Without the pictures, copy the entries below word for word.
--- Begin DATA RECORDS ---
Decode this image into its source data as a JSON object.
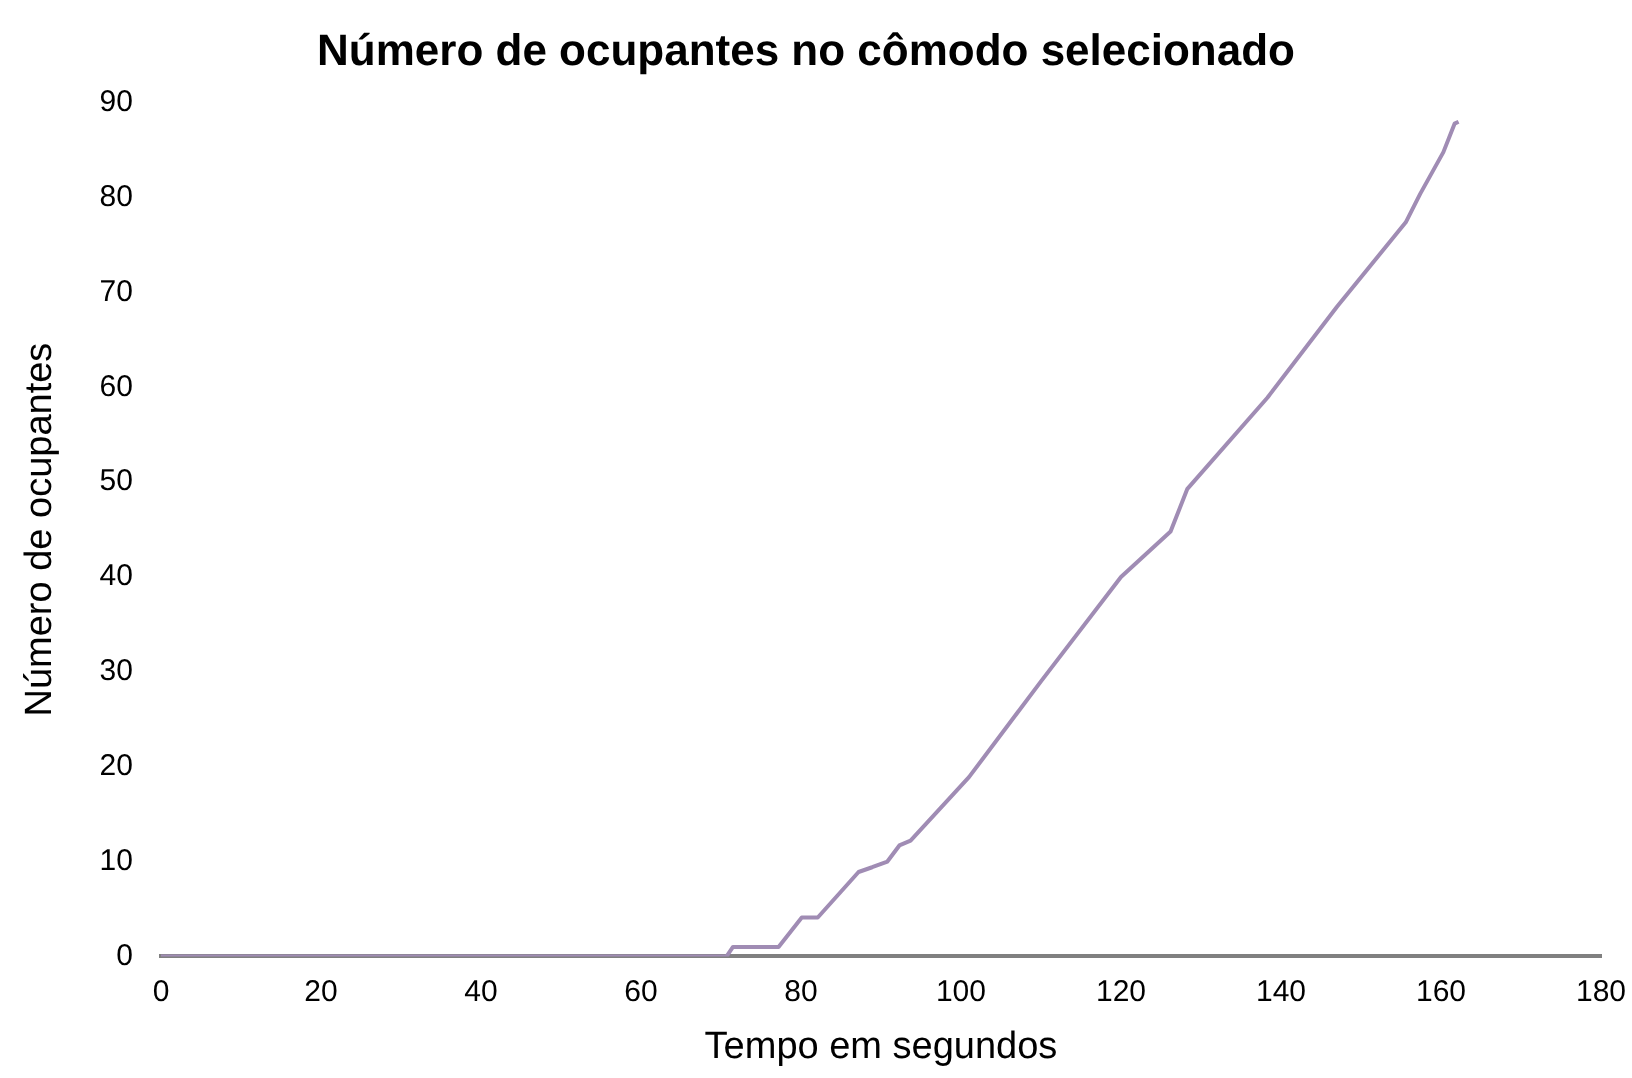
{
  "chart_data": {
    "type": "line",
    "title": "Número de ocupantes no cômodo selecionado",
    "xlabel": "Tempo em segundos",
    "ylabel": "Número de ocupantes",
    "x": [
      0,
      70.7,
      71.5,
      77.2,
      80.1,
      82.1,
      87.2,
      88.9,
      90.8,
      92.3,
      93.7,
      101,
      110,
      120,
      126.2,
      128.3,
      138.3,
      147,
      155.6,
      157.4,
      160.3,
      161.7,
      162.2
    ],
    "series": [
      {
        "color": "#a08cb4",
        "values": [
          0,
          0,
          1,
          1,
          4.1,
          4.1,
          8.9,
          9.4,
          10,
          11.7,
          12.2,
          18.9,
          29,
          40,
          44.8,
          49.3,
          58.9,
          68.5,
          77.4,
          80.4,
          84.8,
          87.8,
          88
        ]
      }
    ],
    "xlim": [
      0,
      180
    ],
    "xticks": [
      0,
      20,
      40,
      60,
      80,
      100,
      120,
      140,
      160,
      180
    ],
    "ylim": [
      0,
      90
    ],
    "yticks": [
      0,
      10,
      20,
      30,
      40,
      50,
      60,
      70,
      80,
      90
    ],
    "grid": false,
    "legend": false,
    "marker": "none",
    "line_style": "solid"
  }
}
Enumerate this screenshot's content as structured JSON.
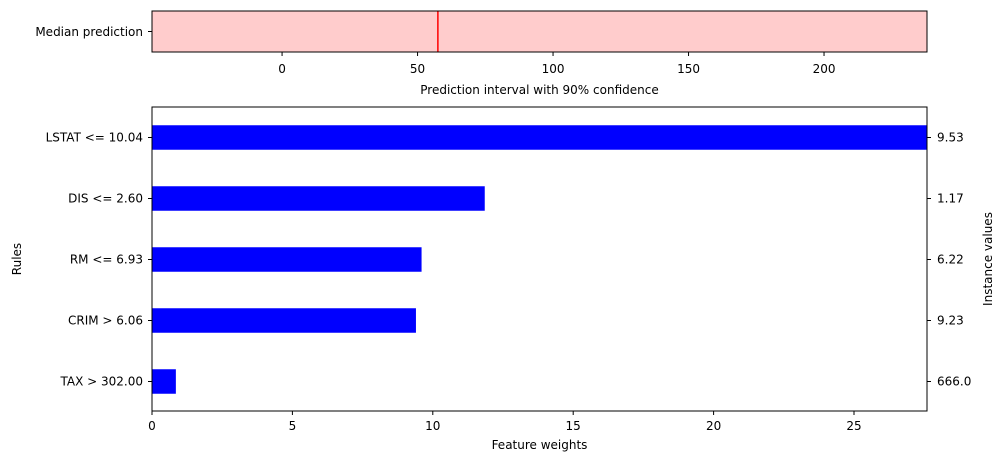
{
  "chart_data": [
    {
      "type": "interval",
      "category_label": "Median prediction",
      "median": 57.5,
      "xlim": [
        -48,
        238
      ],
      "xticks": [
        "0",
        "50",
        "100",
        "150",
        "200"
      ],
      "xtick_values": [
        0,
        50,
        100,
        150,
        200
      ],
      "xlabel": "Prediction interval with 90% confidence",
      "colors": {
        "band": "#ffcccc",
        "median": "#ff0000"
      }
    },
    {
      "type": "bar",
      "orientation": "horizontal",
      "categories": [
        "LSTAT <= 10.04",
        "DIS <= 2.60",
        "RM <= 6.93",
        "CRIM > 6.06",
        "TAX > 302.00"
      ],
      "values": [
        27.6,
        11.85,
        9.6,
        9.4,
        0.85
      ],
      "instance_values": [
        "9.53",
        "1.17",
        "6.22",
        "9.23",
        "666.0"
      ],
      "xlim": [
        0,
        27.6
      ],
      "xticks": [
        "0",
        "5",
        "10",
        "15",
        "20",
        "25"
      ],
      "xtick_values": [
        0,
        5,
        10,
        15,
        20,
        25
      ],
      "xlabel": "Feature weights",
      "ylabel": "Rules",
      "y2label": "Instance values",
      "colors": {
        "bar": "#0000ff"
      }
    }
  ]
}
--- End DATA RECORDS ---
* **OUTPUT OF THE TASK**
Decode this image into its source data as a JSON object.
{
  "chart_data": {
    "type": "line",
    "title": "Número de ocupantes no cômodo selecionado",
    "xlabel": "Tempo em segundos",
    "ylabel": "Número de ocupantes",
    "x": [
      0,
      70.7,
      71.5,
      77.2,
      80.1,
      82.1,
      87.2,
      88.9,
      90.8,
      92.3,
      93.7,
      101,
      110,
      120,
      126.2,
      128.3,
      138.3,
      147,
      155.6,
      157.4,
      160.3,
      161.7,
      162.2
    ],
    "series": [
      {
        "color": "#a08cb4",
        "values": [
          0,
          0,
          1,
          1,
          4.1,
          4.1,
          8.9,
          9.4,
          10,
          11.7,
          12.2,
          18.9,
          29,
          40,
          44.8,
          49.3,
          58.9,
          68.5,
          77.4,
          80.4,
          84.8,
          87.8,
          88
        ]
      }
    ],
    "xlim": [
      0,
      180
    ],
    "xticks": [
      0,
      20,
      40,
      60,
      80,
      100,
      120,
      140,
      160,
      180
    ],
    "ylim": [
      0,
      90
    ],
    "yticks": [
      0,
      10,
      20,
      30,
      40,
      50,
      60,
      70,
      80,
      90
    ],
    "grid": false,
    "legend": false,
    "marker": "none",
    "line_style": "solid"
  }
}
Enumerate this screenshot's content as structured JSON.
{
  "chart_data": [
    {
      "type": "interval",
      "category_label": "Median prediction",
      "median": 57.5,
      "xlim": [
        -48,
        238
      ],
      "xticks": [
        "0",
        "50",
        "100",
        "150",
        "200"
      ],
      "xtick_values": [
        0,
        50,
        100,
        150,
        200
      ],
      "xlabel": "Prediction interval with 90% confidence",
      "colors": {
        "band": "#ffcccc",
        "median": "#ff0000"
      }
    },
    {
      "type": "bar",
      "orientation": "horizontal",
      "categories": [
        "LSTAT <= 10.04",
        "DIS <= 2.60",
        "RM <= 6.93",
        "CRIM > 6.06",
        "TAX > 302.00"
      ],
      "values": [
        27.6,
        11.85,
        9.6,
        9.4,
        0.85
      ],
      "instance_values": [
        "9.53",
        "1.17",
        "6.22",
        "9.23",
        "666.0"
      ],
      "xlim": [
        0,
        27.6
      ],
      "xticks": [
        "0",
        "5",
        "10",
        "15",
        "20",
        "25"
      ],
      "xtick_values": [
        0,
        5,
        10,
        15,
        20,
        25
      ],
      "xlabel": "Feature weights",
      "ylabel": "Rules",
      "y2label": "Instance values",
      "colors": {
        "bar": "#0000ff"
      }
    }
  ]
}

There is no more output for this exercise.